> **Stored items from a collection**:

┄┄┄┄┄┄┄┄┄┄┄┄┄┄┄┄┄┄┄┄

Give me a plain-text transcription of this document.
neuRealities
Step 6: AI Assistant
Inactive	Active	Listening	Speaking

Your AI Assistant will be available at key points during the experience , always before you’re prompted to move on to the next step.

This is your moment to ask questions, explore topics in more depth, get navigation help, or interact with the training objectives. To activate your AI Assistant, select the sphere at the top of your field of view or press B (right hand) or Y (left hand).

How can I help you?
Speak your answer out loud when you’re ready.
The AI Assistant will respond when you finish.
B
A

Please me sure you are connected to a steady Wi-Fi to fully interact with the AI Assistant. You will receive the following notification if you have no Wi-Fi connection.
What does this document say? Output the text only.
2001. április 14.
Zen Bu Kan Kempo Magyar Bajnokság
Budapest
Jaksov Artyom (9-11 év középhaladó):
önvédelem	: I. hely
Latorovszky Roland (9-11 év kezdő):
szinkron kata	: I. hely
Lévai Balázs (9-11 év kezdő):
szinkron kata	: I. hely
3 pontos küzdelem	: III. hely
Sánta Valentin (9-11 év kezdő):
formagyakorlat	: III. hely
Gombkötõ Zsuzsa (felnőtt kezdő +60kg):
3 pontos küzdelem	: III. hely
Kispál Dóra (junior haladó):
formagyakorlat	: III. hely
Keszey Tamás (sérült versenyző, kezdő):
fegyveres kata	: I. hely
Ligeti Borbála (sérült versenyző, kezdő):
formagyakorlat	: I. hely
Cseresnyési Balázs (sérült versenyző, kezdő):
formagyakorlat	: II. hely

┄┄┄┄┄┄┄┄┄┄┄┄┄┄┄┄┄┄┄┄

> **Task goal**:
Select every line of the records holding the string "will".

> **Result of the exercise**:
Your AI Assistant will be available at key points during the experience , always before you’re prompted to move on to the next step.
The AI Assistant will respond when you finish.
Please me sure you are connected to a steady Wi-Fi to fully interact with the AI Assistant. You will receive the following notification if you have no Wi-Fi connection.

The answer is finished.